Brief
Select, from the material below, each line with "Smart" in it.

Collection entries
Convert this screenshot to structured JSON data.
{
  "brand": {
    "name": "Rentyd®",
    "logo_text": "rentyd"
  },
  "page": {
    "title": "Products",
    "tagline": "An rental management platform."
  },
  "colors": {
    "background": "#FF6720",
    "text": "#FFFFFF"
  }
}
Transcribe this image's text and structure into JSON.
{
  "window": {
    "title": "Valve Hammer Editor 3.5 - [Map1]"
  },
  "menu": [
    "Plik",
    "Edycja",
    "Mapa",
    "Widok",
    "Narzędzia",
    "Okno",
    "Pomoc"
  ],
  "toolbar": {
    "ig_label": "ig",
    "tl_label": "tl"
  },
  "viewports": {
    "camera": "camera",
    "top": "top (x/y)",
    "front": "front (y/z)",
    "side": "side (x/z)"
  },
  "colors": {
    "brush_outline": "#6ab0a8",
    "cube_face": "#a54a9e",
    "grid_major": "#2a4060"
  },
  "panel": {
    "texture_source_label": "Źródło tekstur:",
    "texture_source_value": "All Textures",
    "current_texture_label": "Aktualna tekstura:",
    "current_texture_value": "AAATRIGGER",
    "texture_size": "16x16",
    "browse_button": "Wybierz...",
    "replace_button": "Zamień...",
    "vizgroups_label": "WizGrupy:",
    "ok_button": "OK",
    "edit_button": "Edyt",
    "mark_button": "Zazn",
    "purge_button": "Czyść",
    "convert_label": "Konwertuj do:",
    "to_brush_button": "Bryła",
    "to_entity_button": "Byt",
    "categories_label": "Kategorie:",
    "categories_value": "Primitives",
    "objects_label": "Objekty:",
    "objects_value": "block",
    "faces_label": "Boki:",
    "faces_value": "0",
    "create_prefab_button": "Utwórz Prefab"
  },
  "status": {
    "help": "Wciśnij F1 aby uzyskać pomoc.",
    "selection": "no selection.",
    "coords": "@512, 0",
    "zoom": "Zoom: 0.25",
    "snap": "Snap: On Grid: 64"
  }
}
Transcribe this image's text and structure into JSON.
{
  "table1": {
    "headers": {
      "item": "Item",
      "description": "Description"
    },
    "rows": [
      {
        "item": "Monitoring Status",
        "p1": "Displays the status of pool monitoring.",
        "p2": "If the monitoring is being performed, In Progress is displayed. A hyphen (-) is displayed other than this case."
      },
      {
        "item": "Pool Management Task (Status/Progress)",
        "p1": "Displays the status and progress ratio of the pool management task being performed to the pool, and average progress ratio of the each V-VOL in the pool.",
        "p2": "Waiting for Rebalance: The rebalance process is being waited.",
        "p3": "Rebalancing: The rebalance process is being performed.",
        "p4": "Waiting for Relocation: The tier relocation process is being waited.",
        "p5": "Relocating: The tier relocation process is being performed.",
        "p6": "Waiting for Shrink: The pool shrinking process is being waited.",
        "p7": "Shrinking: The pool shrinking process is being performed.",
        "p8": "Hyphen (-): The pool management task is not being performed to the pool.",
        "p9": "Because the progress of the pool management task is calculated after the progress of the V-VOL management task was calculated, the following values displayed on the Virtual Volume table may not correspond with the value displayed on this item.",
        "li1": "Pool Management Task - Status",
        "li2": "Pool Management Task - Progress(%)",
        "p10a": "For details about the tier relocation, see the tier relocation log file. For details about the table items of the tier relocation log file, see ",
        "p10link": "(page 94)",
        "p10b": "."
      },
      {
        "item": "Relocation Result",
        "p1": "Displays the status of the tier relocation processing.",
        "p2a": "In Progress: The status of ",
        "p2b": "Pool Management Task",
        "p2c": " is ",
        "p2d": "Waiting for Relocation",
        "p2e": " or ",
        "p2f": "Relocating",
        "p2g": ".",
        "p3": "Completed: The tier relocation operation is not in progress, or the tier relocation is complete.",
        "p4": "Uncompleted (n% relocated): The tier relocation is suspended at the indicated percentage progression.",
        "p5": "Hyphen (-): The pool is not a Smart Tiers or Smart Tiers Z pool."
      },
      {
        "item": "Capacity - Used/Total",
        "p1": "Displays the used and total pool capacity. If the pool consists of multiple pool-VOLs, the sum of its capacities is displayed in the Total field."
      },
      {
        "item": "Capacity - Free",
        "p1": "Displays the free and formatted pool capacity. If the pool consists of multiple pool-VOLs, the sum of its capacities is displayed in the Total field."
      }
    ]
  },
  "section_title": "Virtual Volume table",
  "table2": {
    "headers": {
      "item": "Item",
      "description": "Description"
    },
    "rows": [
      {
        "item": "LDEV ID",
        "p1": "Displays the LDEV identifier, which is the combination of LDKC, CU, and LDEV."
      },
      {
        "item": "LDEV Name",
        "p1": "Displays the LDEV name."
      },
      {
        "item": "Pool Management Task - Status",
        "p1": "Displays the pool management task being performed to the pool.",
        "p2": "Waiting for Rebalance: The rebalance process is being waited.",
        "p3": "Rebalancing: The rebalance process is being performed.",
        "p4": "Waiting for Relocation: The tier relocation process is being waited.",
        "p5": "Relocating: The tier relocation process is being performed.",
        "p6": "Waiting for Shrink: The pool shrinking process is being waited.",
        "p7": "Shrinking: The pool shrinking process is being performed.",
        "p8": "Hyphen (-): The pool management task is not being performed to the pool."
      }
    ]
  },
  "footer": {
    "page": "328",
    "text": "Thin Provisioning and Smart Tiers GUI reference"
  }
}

Reply
        "p5": "Hyphen (-): The pool is not a Smart Tiers or Smart Tiers Z pool."
    "text": "Thin Provisioning and Smart Tiers GUI reference"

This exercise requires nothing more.